:: TASK DIRECTIONS ::
Report the number of lines in the entries below that include the word "основании", and nothing else.

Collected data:
BEGIN
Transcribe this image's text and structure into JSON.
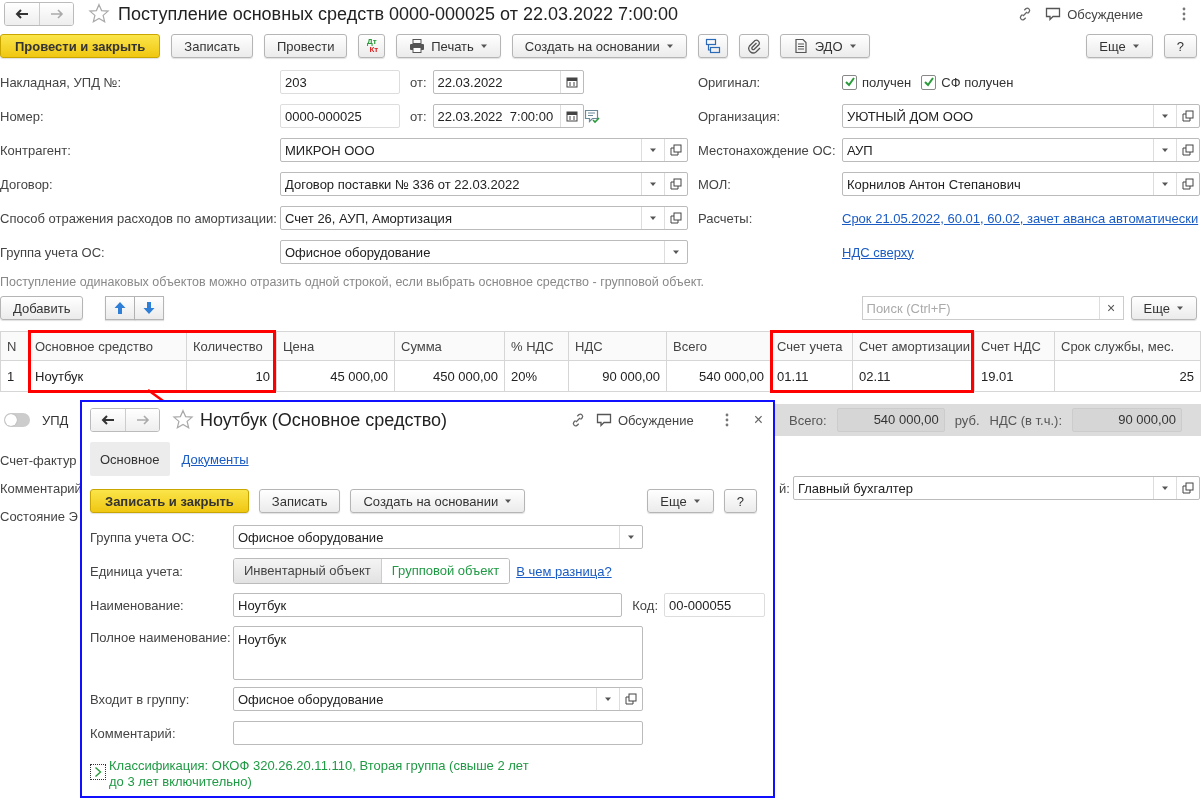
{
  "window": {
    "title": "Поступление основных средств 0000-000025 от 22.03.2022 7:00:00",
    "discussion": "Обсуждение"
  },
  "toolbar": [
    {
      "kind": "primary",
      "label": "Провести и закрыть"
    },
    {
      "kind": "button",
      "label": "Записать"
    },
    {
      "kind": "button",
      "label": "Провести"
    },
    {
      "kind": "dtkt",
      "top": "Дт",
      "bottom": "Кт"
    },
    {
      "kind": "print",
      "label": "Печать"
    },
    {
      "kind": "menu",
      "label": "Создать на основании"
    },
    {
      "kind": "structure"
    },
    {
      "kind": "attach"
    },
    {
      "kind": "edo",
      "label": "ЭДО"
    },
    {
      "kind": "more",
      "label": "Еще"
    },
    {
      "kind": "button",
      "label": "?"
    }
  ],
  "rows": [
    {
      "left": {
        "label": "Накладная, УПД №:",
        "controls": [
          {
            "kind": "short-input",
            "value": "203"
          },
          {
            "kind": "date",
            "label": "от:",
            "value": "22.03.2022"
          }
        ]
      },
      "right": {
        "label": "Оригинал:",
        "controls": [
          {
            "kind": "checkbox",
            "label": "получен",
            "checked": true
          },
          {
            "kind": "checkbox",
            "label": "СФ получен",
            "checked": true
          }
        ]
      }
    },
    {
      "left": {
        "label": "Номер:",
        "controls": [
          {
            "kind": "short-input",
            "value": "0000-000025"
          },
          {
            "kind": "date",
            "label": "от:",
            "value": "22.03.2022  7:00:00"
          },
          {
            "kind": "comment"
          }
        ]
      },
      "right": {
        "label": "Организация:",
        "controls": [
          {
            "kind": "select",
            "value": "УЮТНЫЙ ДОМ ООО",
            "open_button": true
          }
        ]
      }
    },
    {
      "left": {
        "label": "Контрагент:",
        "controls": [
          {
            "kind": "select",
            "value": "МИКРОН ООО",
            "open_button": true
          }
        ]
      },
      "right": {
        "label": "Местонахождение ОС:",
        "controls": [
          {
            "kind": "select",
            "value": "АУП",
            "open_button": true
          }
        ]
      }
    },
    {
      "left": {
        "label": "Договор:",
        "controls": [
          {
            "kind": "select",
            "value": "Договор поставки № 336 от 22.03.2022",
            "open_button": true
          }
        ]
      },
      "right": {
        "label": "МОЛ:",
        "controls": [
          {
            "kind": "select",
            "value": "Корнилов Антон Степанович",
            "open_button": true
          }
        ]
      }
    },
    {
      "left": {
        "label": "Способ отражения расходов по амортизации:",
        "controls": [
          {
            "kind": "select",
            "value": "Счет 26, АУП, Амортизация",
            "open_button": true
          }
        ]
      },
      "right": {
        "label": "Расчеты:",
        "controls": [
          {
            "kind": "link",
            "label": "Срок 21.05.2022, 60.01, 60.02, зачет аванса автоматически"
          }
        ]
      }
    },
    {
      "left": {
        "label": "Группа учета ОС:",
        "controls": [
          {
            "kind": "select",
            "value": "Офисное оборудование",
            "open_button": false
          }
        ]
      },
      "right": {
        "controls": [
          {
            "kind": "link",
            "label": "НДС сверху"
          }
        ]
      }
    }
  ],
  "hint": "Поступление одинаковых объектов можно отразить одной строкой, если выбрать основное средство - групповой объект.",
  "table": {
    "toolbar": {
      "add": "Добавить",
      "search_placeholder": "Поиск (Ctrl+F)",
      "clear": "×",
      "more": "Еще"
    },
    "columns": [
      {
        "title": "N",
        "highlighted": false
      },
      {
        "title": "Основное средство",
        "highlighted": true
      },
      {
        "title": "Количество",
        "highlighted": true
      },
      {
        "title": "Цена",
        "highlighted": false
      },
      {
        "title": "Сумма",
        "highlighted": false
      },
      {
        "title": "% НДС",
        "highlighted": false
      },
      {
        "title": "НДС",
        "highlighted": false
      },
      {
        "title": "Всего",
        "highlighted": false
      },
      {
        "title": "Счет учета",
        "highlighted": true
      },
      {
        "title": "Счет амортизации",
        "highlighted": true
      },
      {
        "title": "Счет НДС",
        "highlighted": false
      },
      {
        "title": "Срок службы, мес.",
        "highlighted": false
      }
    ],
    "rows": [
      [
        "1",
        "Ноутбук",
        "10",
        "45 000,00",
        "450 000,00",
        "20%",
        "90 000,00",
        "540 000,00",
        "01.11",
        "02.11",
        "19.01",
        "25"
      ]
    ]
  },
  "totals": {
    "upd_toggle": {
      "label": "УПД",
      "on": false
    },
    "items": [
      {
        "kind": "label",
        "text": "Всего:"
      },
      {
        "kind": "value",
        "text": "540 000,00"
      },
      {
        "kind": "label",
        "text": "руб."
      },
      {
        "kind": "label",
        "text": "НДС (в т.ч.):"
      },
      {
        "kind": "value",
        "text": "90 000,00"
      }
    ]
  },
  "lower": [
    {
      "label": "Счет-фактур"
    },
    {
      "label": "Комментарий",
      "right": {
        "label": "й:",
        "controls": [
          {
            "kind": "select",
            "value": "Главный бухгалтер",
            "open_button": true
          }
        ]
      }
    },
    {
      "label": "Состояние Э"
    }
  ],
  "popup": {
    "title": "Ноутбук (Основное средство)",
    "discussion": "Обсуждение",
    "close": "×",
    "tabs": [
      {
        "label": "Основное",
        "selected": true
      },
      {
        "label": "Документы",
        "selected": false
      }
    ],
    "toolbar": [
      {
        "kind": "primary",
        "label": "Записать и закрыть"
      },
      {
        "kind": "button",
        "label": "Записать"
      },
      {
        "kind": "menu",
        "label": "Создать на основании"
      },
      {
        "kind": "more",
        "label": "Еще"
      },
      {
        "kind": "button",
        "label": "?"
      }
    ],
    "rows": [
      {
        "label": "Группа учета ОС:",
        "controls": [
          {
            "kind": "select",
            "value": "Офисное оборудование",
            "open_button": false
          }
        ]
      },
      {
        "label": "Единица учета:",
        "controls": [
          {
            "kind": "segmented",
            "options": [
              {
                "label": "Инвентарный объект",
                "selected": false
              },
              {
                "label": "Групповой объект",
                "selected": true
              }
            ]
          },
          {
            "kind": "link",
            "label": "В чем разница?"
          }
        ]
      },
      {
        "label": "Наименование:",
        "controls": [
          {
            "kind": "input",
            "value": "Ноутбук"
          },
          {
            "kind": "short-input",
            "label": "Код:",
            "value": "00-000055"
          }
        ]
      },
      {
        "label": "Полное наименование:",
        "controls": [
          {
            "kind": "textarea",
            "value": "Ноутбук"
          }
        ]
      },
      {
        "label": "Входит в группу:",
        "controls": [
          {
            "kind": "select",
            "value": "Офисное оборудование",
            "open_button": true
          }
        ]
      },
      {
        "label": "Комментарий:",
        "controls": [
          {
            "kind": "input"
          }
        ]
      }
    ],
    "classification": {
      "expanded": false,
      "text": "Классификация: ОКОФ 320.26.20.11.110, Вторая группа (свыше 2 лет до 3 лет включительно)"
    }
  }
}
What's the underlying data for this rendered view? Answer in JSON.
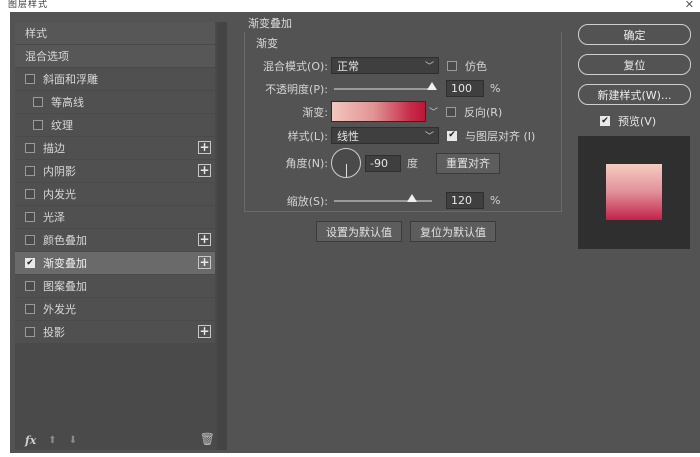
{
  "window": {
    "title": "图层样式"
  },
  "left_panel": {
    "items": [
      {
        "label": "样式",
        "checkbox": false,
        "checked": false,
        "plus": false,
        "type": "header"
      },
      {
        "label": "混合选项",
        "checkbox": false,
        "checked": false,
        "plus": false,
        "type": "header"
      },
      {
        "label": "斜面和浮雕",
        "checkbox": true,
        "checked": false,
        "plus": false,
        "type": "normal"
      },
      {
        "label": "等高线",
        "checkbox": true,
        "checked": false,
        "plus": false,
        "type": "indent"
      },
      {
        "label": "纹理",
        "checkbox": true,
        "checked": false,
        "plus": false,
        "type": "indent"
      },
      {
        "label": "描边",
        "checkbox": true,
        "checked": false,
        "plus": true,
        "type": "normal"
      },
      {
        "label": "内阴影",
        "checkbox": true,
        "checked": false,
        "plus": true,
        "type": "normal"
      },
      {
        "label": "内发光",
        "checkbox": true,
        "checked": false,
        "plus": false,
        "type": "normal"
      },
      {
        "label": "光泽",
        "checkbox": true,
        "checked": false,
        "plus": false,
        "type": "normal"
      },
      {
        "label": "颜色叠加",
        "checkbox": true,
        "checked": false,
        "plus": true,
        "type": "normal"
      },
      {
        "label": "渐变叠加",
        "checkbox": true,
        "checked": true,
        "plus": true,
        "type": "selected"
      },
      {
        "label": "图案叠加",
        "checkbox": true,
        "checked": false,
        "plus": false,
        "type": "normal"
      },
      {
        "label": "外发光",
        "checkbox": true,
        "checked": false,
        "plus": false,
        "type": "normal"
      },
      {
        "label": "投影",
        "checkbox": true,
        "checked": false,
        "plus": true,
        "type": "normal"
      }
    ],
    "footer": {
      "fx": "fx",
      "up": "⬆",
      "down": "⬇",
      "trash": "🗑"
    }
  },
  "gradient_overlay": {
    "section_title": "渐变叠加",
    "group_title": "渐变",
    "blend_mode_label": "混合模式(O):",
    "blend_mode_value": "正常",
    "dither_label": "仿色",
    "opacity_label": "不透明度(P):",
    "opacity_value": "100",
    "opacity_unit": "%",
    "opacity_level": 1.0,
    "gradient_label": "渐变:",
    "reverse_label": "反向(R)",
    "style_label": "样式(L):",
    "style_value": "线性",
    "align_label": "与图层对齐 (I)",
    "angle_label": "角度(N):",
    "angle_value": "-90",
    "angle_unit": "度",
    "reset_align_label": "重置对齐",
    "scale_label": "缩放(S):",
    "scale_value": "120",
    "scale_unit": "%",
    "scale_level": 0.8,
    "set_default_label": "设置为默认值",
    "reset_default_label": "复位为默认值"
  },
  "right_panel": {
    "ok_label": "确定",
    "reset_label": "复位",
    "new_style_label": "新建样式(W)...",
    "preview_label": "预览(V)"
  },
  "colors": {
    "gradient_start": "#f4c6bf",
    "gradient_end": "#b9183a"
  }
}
END
:: OUTPUT ::
2